-- START OF Given data --

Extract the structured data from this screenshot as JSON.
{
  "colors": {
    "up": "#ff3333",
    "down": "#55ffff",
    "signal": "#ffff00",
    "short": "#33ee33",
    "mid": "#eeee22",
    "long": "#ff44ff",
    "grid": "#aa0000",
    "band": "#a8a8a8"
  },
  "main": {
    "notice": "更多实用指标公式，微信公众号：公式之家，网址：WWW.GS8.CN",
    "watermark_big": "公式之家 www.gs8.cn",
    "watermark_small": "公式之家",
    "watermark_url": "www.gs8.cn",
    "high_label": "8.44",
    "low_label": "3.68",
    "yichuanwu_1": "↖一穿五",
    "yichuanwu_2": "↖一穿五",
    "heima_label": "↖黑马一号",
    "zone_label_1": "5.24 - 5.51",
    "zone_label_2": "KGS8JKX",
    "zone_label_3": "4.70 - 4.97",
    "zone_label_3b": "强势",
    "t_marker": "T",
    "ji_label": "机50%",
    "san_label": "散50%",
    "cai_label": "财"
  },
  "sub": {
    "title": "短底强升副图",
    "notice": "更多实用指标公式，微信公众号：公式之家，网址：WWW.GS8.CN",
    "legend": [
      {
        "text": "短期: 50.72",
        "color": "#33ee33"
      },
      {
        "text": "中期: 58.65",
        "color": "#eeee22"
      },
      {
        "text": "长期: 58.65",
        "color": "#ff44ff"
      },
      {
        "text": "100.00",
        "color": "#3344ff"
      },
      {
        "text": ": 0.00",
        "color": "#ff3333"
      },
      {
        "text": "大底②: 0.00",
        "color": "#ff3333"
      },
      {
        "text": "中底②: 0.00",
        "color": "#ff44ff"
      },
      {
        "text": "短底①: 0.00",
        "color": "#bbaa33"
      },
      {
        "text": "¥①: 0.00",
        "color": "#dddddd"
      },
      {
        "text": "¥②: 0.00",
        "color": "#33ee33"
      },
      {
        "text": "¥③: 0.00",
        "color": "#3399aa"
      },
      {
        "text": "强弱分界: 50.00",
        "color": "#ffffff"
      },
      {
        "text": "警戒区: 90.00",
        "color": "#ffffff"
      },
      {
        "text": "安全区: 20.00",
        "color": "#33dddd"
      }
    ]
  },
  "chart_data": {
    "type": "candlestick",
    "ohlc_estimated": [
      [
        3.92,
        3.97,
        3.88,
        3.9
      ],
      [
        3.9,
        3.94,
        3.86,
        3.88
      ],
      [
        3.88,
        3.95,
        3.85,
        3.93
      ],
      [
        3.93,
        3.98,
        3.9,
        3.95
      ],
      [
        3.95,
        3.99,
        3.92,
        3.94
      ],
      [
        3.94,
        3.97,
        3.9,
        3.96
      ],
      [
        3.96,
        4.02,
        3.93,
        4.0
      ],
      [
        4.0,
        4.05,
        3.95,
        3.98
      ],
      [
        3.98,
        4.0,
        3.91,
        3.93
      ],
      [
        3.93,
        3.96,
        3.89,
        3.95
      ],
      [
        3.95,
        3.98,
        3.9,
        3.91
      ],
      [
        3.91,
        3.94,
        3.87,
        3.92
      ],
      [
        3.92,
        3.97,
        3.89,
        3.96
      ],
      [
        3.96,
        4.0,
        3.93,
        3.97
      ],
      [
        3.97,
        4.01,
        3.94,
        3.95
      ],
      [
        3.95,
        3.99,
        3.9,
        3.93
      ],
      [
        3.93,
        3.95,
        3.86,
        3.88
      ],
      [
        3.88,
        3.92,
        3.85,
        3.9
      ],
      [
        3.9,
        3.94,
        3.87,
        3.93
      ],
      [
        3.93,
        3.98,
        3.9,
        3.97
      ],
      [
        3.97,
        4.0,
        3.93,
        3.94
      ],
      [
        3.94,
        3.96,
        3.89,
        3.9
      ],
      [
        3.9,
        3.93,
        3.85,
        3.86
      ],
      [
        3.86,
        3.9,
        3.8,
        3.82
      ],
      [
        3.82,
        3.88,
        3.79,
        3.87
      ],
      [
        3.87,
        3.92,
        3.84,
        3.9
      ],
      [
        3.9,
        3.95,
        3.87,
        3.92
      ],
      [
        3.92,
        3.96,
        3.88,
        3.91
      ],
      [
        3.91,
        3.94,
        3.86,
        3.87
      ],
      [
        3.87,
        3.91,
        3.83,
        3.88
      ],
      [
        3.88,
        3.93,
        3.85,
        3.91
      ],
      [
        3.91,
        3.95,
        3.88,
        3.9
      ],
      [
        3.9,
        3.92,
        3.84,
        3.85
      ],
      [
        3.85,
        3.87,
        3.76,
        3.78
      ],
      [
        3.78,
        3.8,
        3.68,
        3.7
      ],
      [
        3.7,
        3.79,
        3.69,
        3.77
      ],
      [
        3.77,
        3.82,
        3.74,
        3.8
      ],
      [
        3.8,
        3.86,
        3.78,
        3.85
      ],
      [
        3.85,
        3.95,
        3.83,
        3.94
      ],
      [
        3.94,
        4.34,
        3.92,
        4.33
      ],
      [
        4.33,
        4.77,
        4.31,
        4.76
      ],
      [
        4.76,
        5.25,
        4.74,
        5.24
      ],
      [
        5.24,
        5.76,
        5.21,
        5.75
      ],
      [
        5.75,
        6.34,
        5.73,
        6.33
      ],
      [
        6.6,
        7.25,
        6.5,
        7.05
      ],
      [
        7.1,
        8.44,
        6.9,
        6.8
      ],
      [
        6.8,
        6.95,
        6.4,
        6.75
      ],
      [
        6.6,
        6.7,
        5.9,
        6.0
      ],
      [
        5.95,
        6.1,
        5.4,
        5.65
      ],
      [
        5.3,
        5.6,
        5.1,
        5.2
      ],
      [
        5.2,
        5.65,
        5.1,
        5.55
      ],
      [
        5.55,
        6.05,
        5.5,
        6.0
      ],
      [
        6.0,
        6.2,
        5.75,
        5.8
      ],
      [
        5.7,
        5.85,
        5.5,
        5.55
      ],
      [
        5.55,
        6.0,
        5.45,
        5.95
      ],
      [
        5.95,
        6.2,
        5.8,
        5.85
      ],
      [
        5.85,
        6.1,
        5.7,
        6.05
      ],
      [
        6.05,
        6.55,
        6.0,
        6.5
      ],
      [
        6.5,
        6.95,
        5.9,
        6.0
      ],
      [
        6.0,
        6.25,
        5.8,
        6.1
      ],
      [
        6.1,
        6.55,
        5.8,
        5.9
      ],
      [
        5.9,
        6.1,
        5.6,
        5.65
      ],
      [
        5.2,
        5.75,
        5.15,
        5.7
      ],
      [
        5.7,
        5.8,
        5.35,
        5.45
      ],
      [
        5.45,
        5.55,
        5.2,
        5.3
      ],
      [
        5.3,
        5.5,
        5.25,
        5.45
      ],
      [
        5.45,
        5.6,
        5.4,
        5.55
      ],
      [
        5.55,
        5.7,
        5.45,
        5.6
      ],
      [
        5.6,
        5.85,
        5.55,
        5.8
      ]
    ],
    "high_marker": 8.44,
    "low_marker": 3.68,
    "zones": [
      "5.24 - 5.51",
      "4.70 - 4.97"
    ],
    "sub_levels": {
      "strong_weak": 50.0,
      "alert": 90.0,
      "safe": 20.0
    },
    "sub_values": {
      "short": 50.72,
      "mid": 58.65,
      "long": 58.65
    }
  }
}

-- END OF Given data --

> [Goal of the exercise]: Write out every line of the records exactly.

> [Answer for the task]:
Extract the structured data from this screenshot as JSON.
{
  "colors": {
    "up": "#ff3333",
    "down": "#55ffff",
    "signal": "#ffff00",
    "short": "#33ee33",
    "mid": "#eeee22",
    "long": "#ff44ff",
    "grid": "#aa0000",
    "band": "#a8a8a8"
  },
  "main": {
    "notice": "更多实用指标公式，微信公众号：公式之家，网址：WWW.GS8.CN",
    "watermark_big": "公式之家 www.gs8.cn",
    "watermark_small": "公式之家",
    "watermark_url": "www.gs8.cn",
    "high_label": "8.44",
    "low_label": "3.68",
    "yichuanwu_1": "↖一穿五",
    "yichuanwu_2": "↖一穿五",
    "heima_label": "↖黑马一号",
    "zone_label_1": "5.24 - 5.51",
    "zone_label_2": "KGS8JKX",
    "zone_label_3": "4.70 - 4.97",
    "zone_label_3b": "强势",
    "t_marker": "T",
    "ji_label": "机50%",
    "san_label": "散50%",
    "cai_label": "财"
  },
  "sub": {
    "title": "短底强升副图",
    "notice": "更多实用指标公式，微信公众号：公式之家，网址：WWW.GS8.CN",
    "legend": [
      {
        "text": "短期: 50.72",
        "color": "#33ee33"
      },
      {
        "text": "中期: 58.65",
        "color": "#eeee22"
      },
      {
        "text": "长期: 58.65",
        "color": "#ff44ff"
      },
      {
        "text": "100.00",
        "color": "#3344ff"
      },
      {
        "text": ": 0.00",
        "color": "#ff3333"
      },
      {
        "text": "大底②: 0.00",
        "color": "#ff3333"
      },
      {
        "text": "中底②: 0.00",
        "color": "#ff44ff"
      },
      {
        "text": "短底①: 0.00",
        "color": "#bbaa33"
      },
      {
        "text": "¥①: 0.00",
        "color": "#dddddd"
      },
      {
        "text": "¥②: 0.00",
        "color": "#33ee33"
      },
      {
        "text": "¥③: 0.00",
        "color": "#3399aa"
      },
      {
        "text": "强弱分界: 50.00",
        "color": "#ffffff"
      },
      {
        "text": "警戒区: 90.00",
        "color": "#ffffff"
      },
      {
        "text": "安全区: 20.00",
        "color": "#33dddd"
      }
    ]
  },
  "chart_data": {
    "type": "candlestick",
    "ohlc_estimated": [
      [
        3.92,
        3.97,
        3.88,
        3.9
      ],
      [
        3.9,
        3.94,
        3.86,
        3.88
      ],
      [
        3.88,
        3.95,
        3.85,
        3.93
      ],
      [
        3.93,
        3.98,
        3.9,
        3.95
      ],
      [
        3.95,
        3.99,
        3.92,
        3.94
      ],
      [
        3.94,
        3.97,
        3.9,
        3.96
      ],
      [
        3.96,
        4.02,
        3.93,
        4.0
      ],
      [
        4.0,
        4.05,
        3.95,
        3.98
      ],
      [
        3.98,
        4.0,
        3.91,
        3.93
      ],
      [
        3.93,
        3.96,
        3.89,
        3.95
      ],
      [
        3.95,
        3.98,
        3.9,
        3.91
      ],
      [
        3.91,
        3.94,
        3.87,
        3.92
      ],
      [
        3.92,
        3.97,
        3.89,
        3.96
      ],
      [
        3.96,
        4.0,
        3.93,
        3.97
      ],
      [
        3.97,
        4.01,
        3.94,
        3.95
      ],
      [
        3.95,
        3.99,
        3.9,
        3.93
      ],
      [
        3.93,
        3.95,
        3.86,
        3.88
      ],
      [
        3.88,
        3.92,
        3.85,
        3.9
      ],
      [
        3.9,
        3.94,
        3.87,
        3.93
      ],
      [
        3.93,
        3.98,
        3.9,
        3.97
      ],
      [
        3.97,
        4.0,
        3.93,
        3.94
      ],
      [
        3.94,
        3.96,
        3.89,
        3.9
      ],
      [
        3.9,
        3.93,
        3.85,
        3.86
      ],
      [
        3.86,
        3.9,
        3.8,
        3.82
      ],
      [
        3.82,
        3.88,
        3.79,
        3.87
      ],
      [
        3.87,
        3.92,
        3.84,
        3.9
      ],
      [
        3.9,
        3.95,
        3.87,
        3.92
      ],
      [
        3.92,
        3.96,
        3.88,
        3.91
      ],
      [
        3.91,
        3.94,
        3.86,
        3.87
      ],
      [
        3.87,
        3.91,
        3.83,
        3.88
      ],
      [
        3.88,
        3.93,
        3.85,
        3.91
      ],
      [
        3.91,
        3.95,
        3.88,
        3.9
      ],
      [
        3.9,
        3.92,
        3.84,
        3.85
      ],
      [
        3.85,
        3.87,
        3.76,
        3.78
      ],
      [
        3.78,
        3.8,
        3.68,
        3.7
      ],
      [
        3.7,
        3.79,
        3.69,
        3.77
      ],
      [
        3.77,
        3.82,
        3.74,
        3.8
      ],
      [
        3.8,
        3.86,
        3.78,
        3.85
      ],
      [
        3.85,
        3.95,
        3.83,
        3.94
      ],
      [
        3.94,
        4.34,
        3.92,
        4.33
      ],
      [
        4.33,
        4.77,
        4.31,
        4.76
      ],
      [
        4.76,
        5.25,
        4.74,
        5.24
      ],
      [
        5.24,
        5.76,
        5.21,
        5.75
      ],
      [
        5.75,
        6.34,
        5.73,
        6.33
      ],
      [
        6.6,
        7.25,
        6.5,
        7.05
      ],
      [
        7.1,
        8.44,
        6.9,
        6.8
      ],
      [
        6.8,
        6.95,
        6.4,
        6.75
      ],
      [
        6.6,
        6.7,
        5.9,
        6.0
      ],
      [
        5.95,
        6.1,
        5.4,
        5.65
      ],
      [
        5.3,
        5.6,
        5.1,
        5.2
      ],
      [
        5.2,
        5.65,
        5.1,
        5.55
      ],
      [
        5.55,
        6.05,
        5.5,
        6.0
      ],
      [
        6.0,
        6.2,
        5.75,
        5.8
      ],
      [
        5.7,
        5.85,
        5.5,
        5.55
      ],
      [
        5.55,
        6.0,
        5.45,
        5.95
      ],
      [
        5.95,
        6.2,
        5.8,
        5.85
      ],
      [
        5.85,
        6.1,
        5.7,
        6.05
      ],
      [
        6.05,
        6.55,
        6.0,
        6.5
      ],
      [
        6.5,
        6.95,
        5.9,
        6.0
      ],
      [
        6.0,
        6.25,
        5.8,
        6.1
      ],
      [
        6.1,
        6.55,
        5.8,
        5.9
      ],
      [
        5.9,
        6.1,
        5.6,
        5.65
      ],
      [
        5.2,
        5.75,
        5.15,
        5.7
      ],
      [
        5.7,
        5.8,
        5.35,
        5.45
      ],
      [
        5.45,
        5.55,
        5.2,
        5.3
      ],
      [
        5.3,
        5.5,
        5.25,
        5.45
      ],
      [
        5.45,
        5.6,
        5.4,
        5.55
      ],
      [
        5.55,
        5.7,
        5.45,
        5.6
      ],
      [
        5.6,
        5.85,
        5.55,
        5.8
      ]
    ],
    "high_marker": 8.44,
    "low_marker": 3.68,
    "zones": [
      "5.24 - 5.51",
      "4.70 - 4.97"
    ],
    "sub_levels": {
      "strong_weak": 50.0,
      "alert": 90.0,
      "safe": 20.0
    },
    "sub_values": {
      "short": 50.72,
      "mid": 58.65,
      "long": 58.65
    }
  }
}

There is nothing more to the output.